Extracted text:
I live in central Vermont on the border with New Hampshire (out in the country) and at my house I do not get any signal at all. I brought it with me to Hanover, NH (home of Dartmouth College) but was only able to check it at one place (was driving the rest of the time and did not leave it on - should have...) and didn't get any there either. The Amazon map shows that Hanover should get some service so later I will try again - I want to try in Lebanon as well but haven't yet had a chance.

EDIT: I discovered today (12/13) that Whispernet works in a town about 30 minutes away from home (West Lebanon, NH) which is where I sometimes work! Yay! Downloaded a bunch of book samples, which was very fast with 5 bars.  I think what happened when I first checked my Kindle there was I didn't give it enough time for the bars to show up.


----------



## quiltlvr (Oct 28, 2008)

I don't get whispernet at home, but when I go into town (about 20 miles) I get 3 bars & it works great!


----------



## Vegas_Asian (Nov 2, 2008)

I live in the city, so there are cell phone towers everywhere (newer ones disquised as trees that don't naturally thrive in the desert) and I have gotten full coverage everywhere I've used to whispernet. (so far)


----------



## Miss Molly (Nov 7, 2008)

Saved data entries

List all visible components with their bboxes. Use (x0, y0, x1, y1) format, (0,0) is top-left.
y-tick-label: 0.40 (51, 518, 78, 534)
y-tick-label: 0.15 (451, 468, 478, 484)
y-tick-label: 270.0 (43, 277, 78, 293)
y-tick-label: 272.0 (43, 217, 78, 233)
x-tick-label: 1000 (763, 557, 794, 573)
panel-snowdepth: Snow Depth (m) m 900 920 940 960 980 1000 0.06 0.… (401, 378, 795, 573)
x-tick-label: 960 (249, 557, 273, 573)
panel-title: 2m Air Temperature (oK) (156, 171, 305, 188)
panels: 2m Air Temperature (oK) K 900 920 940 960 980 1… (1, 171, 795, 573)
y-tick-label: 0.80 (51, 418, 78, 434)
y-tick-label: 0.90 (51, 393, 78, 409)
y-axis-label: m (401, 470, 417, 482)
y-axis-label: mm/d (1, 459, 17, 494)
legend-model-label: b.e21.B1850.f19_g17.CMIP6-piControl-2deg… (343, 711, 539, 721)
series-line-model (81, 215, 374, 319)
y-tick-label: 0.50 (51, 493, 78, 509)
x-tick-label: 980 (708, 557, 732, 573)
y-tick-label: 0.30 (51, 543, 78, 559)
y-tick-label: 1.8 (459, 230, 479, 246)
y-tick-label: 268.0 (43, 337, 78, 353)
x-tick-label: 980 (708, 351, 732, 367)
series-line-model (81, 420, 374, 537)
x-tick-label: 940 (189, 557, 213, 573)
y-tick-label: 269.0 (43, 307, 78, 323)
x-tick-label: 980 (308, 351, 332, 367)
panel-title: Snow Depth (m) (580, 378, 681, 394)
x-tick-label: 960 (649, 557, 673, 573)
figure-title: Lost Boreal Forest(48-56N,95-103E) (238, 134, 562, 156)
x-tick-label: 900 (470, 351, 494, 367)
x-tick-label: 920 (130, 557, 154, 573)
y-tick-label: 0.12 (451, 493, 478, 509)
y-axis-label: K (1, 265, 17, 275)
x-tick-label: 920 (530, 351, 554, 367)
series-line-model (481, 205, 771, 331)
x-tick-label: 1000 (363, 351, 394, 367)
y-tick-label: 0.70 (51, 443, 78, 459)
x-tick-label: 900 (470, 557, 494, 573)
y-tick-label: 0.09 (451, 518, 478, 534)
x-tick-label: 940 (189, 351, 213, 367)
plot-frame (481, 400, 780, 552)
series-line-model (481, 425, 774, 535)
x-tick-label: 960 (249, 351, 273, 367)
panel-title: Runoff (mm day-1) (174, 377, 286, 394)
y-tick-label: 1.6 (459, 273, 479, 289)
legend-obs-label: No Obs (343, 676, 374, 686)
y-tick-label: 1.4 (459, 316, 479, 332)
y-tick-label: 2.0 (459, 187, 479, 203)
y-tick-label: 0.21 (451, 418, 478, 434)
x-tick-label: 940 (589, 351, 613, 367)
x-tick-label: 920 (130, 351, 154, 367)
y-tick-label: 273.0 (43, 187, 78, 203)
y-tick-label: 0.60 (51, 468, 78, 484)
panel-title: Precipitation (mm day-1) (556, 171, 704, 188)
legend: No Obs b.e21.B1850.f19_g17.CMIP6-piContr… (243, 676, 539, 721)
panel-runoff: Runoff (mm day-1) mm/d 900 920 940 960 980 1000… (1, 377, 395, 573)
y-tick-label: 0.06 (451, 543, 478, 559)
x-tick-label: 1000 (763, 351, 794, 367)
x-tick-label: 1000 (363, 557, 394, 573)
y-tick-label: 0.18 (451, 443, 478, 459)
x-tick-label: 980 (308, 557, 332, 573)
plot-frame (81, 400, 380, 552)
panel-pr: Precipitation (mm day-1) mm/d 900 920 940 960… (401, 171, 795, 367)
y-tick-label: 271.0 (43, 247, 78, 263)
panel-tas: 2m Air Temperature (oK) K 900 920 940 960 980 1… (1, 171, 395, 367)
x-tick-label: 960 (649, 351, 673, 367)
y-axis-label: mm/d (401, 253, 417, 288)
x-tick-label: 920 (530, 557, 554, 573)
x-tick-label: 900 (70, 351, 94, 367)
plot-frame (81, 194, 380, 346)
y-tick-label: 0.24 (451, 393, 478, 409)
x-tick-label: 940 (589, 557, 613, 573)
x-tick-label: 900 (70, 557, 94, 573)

Exercise aim:
Reproduce the passage of the Whispernet coverage thread starting with "I live in the" and going on through "whispernet. (so far)".

Worked answer:
I live in the city, so there are cell phone towers everywhere (newer ones disquised as trees that don't naturally thrive in the desert) and I have gotten full coverage everywhere I've used to whispernet. (so far)